-- begin --
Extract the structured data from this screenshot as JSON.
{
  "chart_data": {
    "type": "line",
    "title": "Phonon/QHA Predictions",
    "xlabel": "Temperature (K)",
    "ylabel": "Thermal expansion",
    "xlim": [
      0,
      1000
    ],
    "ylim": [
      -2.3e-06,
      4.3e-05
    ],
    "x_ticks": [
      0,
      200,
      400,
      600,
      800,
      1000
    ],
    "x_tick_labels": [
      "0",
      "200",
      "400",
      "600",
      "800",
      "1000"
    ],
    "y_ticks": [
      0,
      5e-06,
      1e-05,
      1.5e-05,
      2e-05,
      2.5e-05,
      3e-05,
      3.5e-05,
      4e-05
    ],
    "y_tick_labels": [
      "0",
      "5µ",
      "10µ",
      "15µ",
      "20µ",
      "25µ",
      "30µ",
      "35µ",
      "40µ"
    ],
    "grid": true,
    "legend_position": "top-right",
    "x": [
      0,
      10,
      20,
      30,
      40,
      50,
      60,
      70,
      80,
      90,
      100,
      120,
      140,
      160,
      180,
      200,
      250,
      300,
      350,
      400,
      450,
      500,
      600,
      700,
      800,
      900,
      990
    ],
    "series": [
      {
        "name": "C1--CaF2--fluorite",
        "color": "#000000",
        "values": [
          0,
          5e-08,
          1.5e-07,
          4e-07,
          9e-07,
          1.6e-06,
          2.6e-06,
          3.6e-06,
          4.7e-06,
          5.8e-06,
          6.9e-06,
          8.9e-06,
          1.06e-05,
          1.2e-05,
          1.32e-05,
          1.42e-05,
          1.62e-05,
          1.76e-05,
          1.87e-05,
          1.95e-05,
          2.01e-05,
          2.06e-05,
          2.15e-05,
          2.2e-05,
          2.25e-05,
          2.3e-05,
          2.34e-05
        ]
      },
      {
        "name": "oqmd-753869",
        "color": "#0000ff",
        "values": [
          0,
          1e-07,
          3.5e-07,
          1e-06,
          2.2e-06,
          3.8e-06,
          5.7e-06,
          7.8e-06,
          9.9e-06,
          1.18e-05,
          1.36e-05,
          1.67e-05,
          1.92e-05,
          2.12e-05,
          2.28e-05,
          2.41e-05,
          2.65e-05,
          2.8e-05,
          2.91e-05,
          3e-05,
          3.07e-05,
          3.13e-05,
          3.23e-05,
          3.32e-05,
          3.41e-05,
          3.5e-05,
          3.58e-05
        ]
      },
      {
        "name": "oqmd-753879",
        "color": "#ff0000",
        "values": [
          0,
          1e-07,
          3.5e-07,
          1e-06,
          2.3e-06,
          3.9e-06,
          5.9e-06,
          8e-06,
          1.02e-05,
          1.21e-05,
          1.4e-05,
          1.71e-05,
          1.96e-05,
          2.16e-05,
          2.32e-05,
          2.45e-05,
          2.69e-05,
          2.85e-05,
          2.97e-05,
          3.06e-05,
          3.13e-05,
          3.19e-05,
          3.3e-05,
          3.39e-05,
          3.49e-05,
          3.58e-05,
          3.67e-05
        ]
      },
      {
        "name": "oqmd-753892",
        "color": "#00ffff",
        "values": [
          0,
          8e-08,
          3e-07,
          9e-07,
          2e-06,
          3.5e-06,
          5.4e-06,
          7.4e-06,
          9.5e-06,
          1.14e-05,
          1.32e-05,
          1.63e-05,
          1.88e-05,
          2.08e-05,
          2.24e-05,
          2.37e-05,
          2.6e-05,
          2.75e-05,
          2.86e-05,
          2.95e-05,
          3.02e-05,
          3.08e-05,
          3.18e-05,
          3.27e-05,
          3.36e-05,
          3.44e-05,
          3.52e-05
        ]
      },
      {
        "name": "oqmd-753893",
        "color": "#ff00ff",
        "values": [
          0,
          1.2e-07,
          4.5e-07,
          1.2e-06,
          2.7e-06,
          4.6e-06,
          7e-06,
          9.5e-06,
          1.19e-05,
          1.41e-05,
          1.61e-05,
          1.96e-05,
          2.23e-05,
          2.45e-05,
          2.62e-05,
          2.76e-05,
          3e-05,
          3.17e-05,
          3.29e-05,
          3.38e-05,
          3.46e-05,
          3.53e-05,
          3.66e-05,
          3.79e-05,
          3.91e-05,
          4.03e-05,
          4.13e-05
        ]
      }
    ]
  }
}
-- end --
THE EXERCISE: Print the entries exactly. Include every one.

SOLUTION TO THIS PROBLEM:
Extract the structured data from this screenshot as JSON.
{
  "chart_data": {
    "type": "line",
    "title": "Phonon/QHA Predictions",
    "xlabel": "Temperature (K)",
    "ylabel": "Thermal expansion",
    "xlim": [
      0,
      1000
    ],
    "ylim": [
      -2.3e-06,
      4.3e-05
    ],
    "x_ticks": [
      0,
      200,
      400,
      600,
      800,
      1000
    ],
    "x_tick_labels": [
      "0",
      "200",
      "400",
      "600",
      "800",
      "1000"
    ],
    "y_ticks": [
      0,
      5e-06,
      1e-05,
      1.5e-05,
      2e-05,
      2.5e-05,
      3e-05,
      3.5e-05,
      4e-05
    ],
    "y_tick_labels": [
      "0",
      "5µ",
      "10µ",
      "15µ",
      "20µ",
      "25µ",
      "30µ",
      "35µ",
      "40µ"
    ],
    "grid": true,
    "legend_position": "top-right",
    "x": [
      0,
      10,
      20,
      30,
      40,
      50,
      60,
      70,
      80,
      90,
      100,
      120,
      140,
      160,
      180,
      200,
      250,
      300,
      350,
      400,
      450,
      500,
      600,
      700,
      800,
      900,
      990
    ],
    "series": [
      {
        "name": "C1--CaF2--fluorite",
        "color": "#000000",
        "values": [
          0,
          5e-08,
          1.5e-07,
          4e-07,
          9e-07,
          1.6e-06,
          2.6e-06,
          3.6e-06,
          4.7e-06,
          5.8e-06,
          6.9e-06,
          8.9e-06,
          1.06e-05,
          1.2e-05,
          1.32e-05,
          1.42e-05,
          1.62e-05,
          1.76e-05,
          1.87e-05,
          1.95e-05,
          2.01e-05,
          2.06e-05,
          2.15e-05,
          2.2e-05,
          2.25e-05,
          2.3e-05,
          2.34e-05
        ]
      },
      {
        "name": "oqmd-753869",
        "color": "#0000ff",
        "values": [
          0,
          1e-07,
          3.5e-07,
          1e-06,
          2.2e-06,
          3.8e-06,
          5.7e-06,
          7.8e-06,
          9.9e-06,
          1.18e-05,
          1.36e-05,
          1.67e-05,
          1.92e-05,
          2.12e-05,
          2.28e-05,
          2.41e-05,
          2.65e-05,
          2.8e-05,
          2.91e-05,
          3e-05,
          3.07e-05,
          3.13e-05,
          3.23e-05,
          3.32e-05,
          3.41e-05,
          3.5e-05,
          3.58e-05
        ]
      },
      {
        "name": "oqmd-753879",
        "color": "#ff0000",
        "values": [
          0,
          1e-07,
          3.5e-07,
          1e-06,
          2.3e-06,
          3.9e-06,
          5.9e-06,
          8e-06,
          1.02e-05,
          1.21e-05,
          1.4e-05,
          1.71e-05,
          1.96e-05,
          2.16e-05,
          2.32e-05,
          2.45e-05,
          2.69e-05,
          2.85e-05,
          2.97e-05,
          3.06e-05,
          3.13e-05,
          3.19e-05,
          3.3e-05,
          3.39e-05,
          3.49e-05,
          3.58e-05,
          3.67e-05
        ]
      },
      {
        "name": "oqmd-753892",
        "color": "#00ffff",
        "values": [
          0,
          8e-08,
          3e-07,
          9e-07,
          2e-06,
          3.5e-06,
          5.4e-06,
          7.4e-06,
          9.5e-06,
          1.14e-05,
          1.32e-05,
          1.63e-05,
          1.88e-05,
          2.08e-05,
          2.24e-05,
          2.37e-05,
          2.6e-05,
          2.75e-05,
          2.86e-05,
          2.95e-05,
          3.02e-05,
          3.08e-05,
          3.18e-05,
          3.27e-05,
          3.36e-05,
          3.44e-05,
          3.52e-05
        ]
      },
      {
        "name": "oqmd-753893",
        "color": "#ff00ff",
        "values": [
          0,
          1.2e-07,
          4.5e-07,
          1.2e-06,
          2.7e-06,
          4.6e-06,
          7e-06,
          9.5e-06,
          1.19e-05,
          1.41e-05,
          1.61e-05,
          1.96e-05,
          2.23e-05,
          2.45e-05,
          2.62e-05,
          2.76e-05,
          3e-05,
          3.17e-05,
          3.29e-05,
          3.38e-05,
          3.46e-05,
          3.53e-05,
          3.66e-05,
          3.79e-05,
          3.91e-05,
          4.03e-05,
          4.13e-05
        ]
      }
    ]
  }
}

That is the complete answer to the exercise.